▶ [Exercise]:
Only the pictures stay out; every record is to be quoted exactly.

▶ [Information shown]:
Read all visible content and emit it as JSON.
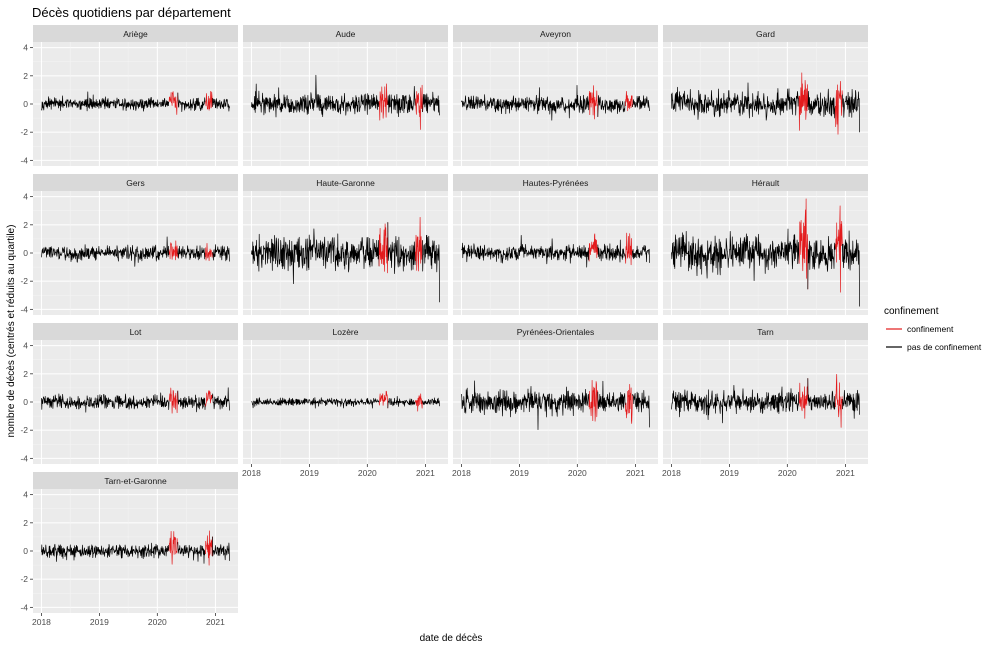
{
  "chart_data": {
    "type": "line",
    "title": "Décès quotidiens par département",
    "xlabel": "date de décès",
    "ylabel": "nombre de décès (centrés et réduits au quartile)",
    "xlim": [
      "2018-01-01",
      "2021-03-31"
    ],
    "ylim": [
      -4,
      4
    ],
    "x_ticks": [
      "2018",
      "2019",
      "2020",
      "2021"
    ],
    "y_ticks": [
      -4,
      -2,
      0,
      2,
      4
    ],
    "grid": true,
    "legend": {
      "title": "confinement",
      "position": "right",
      "entries": [
        {
          "label": "confinement",
          "color": "#e31a1c"
        },
        {
          "label": "pas de confinement",
          "color": "#000000"
        }
      ]
    },
    "confinement_periods": [
      [
        "2020-03-17",
        "2020-05-11"
      ],
      [
        "2020-10-30",
        "2020-12-15"
      ]
    ],
    "panels": [
      {
        "name": "Ariège",
        "spread": 0.25,
        "peak": 0.6,
        "end_value": -0.3
      },
      {
        "name": "Aude",
        "spread": 0.45,
        "peak": 1.1,
        "end_value": -0.8
      },
      {
        "name": "Aveyron",
        "spread": 0.35,
        "peak": 1.0,
        "end_value": -0.5
      },
      {
        "name": "Gard",
        "spread": 0.55,
        "peak": 2.6,
        "end_value": -2.0
      },
      {
        "name": "Gers",
        "spread": 0.3,
        "peak": 0.6,
        "end_value": -0.6
      },
      {
        "name": "Haute-Garonne",
        "spread": 0.7,
        "peak": 2.8,
        "end_value": -3.5
      },
      {
        "name": "Hautes-Pyrénées",
        "spread": 0.35,
        "peak": 1.2,
        "end_value": -0.7
      },
      {
        "name": "Hérault",
        "spread": 0.75,
        "peak": 2.7,
        "end_value": -3.8
      },
      {
        "name": "Lot",
        "spread": 0.3,
        "peak": 1.2,
        "end_value": -0.6
      },
      {
        "name": "Lozère",
        "spread": 0.15,
        "peak": 0.7,
        "end_value": -0.3
      },
      {
        "name": "Pyrénées-Orientales",
        "spread": 0.5,
        "peak": 1.4,
        "end_value": -1.8
      },
      {
        "name": "Tarn",
        "spread": 0.45,
        "peak": 1.9,
        "end_value": -0.9
      },
      {
        "name": "Tarn-et-Garonne",
        "spread": 0.3,
        "peak": 1.8,
        "end_value": -0.7
      }
    ]
  }
}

▶ [Written answer]:
Read all visible content and emit it as JSON.
{
  "chart_data": {
    "type": "line",
    "title": "Décès quotidiens par département",
    "xlabel": "date de décès",
    "ylabel": "nombre de décès (centrés et réduits au quartile)",
    "xlim": [
      "2018-01-01",
      "2021-03-31"
    ],
    "ylim": [
      -4,
      4
    ],
    "x_ticks": [
      "2018",
      "2019",
      "2020",
      "2021"
    ],
    "y_ticks": [
      -4,
      -2,
      0,
      2,
      4
    ],
    "grid": true,
    "legend": {
      "title": "confinement",
      "position": "right",
      "entries": [
        {
          "label": "confinement",
          "color": "#e31a1c"
        },
        {
          "label": "pas de confinement",
          "color": "#000000"
        }
      ]
    },
    "confinement_periods": [
      [
        "2020-03-17",
        "2020-05-11"
      ],
      [
        "2020-10-30",
        "2020-12-15"
      ]
    ],
    "panels": [
      {
        "name": "Ariège",
        "spread": 0.25,
        "peak": 0.6,
        "end_value": -0.3
      },
      {
        "name": "Aude",
        "spread": 0.45,
        "peak": 1.1,
        "end_value": -0.8
      },
      {
        "name": "Aveyron",
        "spread": 0.35,
        "peak": 1.0,
        "end_value": -0.5
      },
      {
        "name": "Gard",
        "spread": 0.55,
        "peak": 2.6,
        "end_value": -2.0
      },
      {
        "name": "Gers",
        "spread": 0.3,
        "peak": 0.6,
        "end_value": -0.6
      },
      {
        "name": "Haute-Garonne",
        "spread": 0.7,
        "peak": 2.8,
        "end_value": -3.5
      },
      {
        "name": "Hautes-Pyrénées",
        "spread": 0.35,
        "peak": 1.2,
        "end_value": -0.7
      },
      {
        "name": "Hérault",
        "spread": 0.75,
        "peak": 2.7,
        "end_value": -3.8
      },
      {
        "name": "Lot",
        "spread": 0.3,
        "peak": 1.2,
        "end_value": -0.6
      },
      {
        "name": "Lozère",
        "spread": 0.15,
        "peak": 0.7,
        "end_value": -0.3
      },
      {
        "name": "Pyrénées-Orientales",
        "spread": 0.5,
        "peak": 1.4,
        "end_value": -1.8
      },
      {
        "name": "Tarn",
        "spread": 0.45,
        "peak": 1.9,
        "end_value": -0.9
      },
      {
        "name": "Tarn-et-Garonne",
        "spread": 0.3,
        "peak": 1.8,
        "end_value": -0.7
      }
    ]
  }
}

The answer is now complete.